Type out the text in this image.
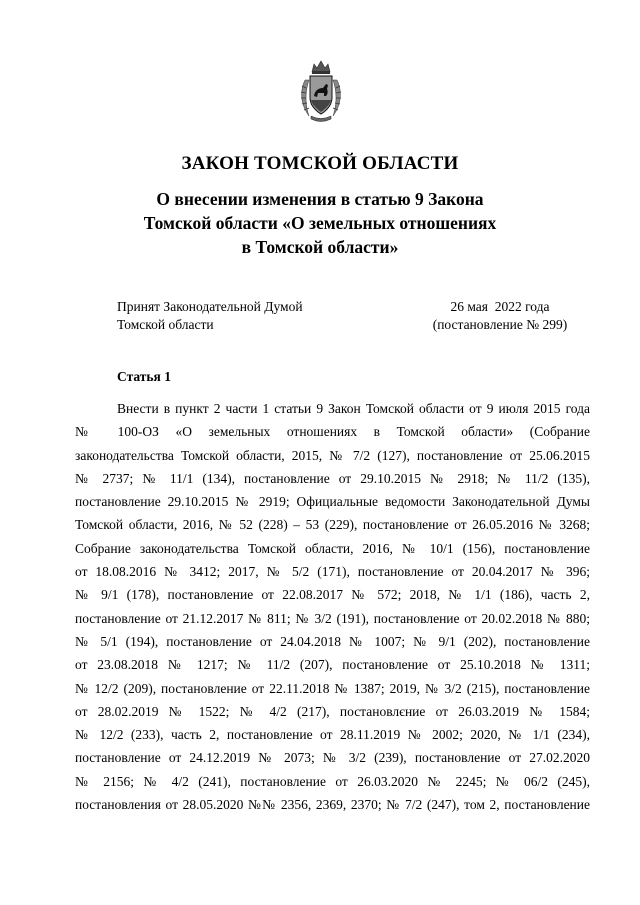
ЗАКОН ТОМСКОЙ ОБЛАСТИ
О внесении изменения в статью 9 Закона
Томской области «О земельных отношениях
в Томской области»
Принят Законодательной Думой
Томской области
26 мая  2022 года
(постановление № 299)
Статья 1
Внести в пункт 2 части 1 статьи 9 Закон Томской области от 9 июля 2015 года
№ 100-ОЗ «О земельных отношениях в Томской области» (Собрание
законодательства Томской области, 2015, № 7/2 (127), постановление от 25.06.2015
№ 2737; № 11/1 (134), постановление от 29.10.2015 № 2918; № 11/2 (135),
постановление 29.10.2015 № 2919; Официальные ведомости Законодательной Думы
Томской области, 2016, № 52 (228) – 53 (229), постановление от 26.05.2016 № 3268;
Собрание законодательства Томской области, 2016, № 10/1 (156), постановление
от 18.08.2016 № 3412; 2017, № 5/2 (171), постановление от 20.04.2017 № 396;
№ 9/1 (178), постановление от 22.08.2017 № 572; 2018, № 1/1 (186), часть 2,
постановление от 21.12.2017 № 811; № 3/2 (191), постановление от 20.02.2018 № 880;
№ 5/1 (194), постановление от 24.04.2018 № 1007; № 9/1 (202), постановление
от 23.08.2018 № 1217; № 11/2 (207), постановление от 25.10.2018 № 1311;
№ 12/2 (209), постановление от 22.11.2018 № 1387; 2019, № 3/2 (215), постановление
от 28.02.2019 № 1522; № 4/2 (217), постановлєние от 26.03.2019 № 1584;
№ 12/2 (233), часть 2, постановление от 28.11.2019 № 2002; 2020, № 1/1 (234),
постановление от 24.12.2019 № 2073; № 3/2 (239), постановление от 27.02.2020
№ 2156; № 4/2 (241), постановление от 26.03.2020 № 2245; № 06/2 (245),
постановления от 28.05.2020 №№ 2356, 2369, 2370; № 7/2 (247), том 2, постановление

▸ **DIRECTIONS FOR THIS TASK**
Write down only how many lines in the listing contain the word "часть".

▸ **ANSWER TO THE EXERCISE**
2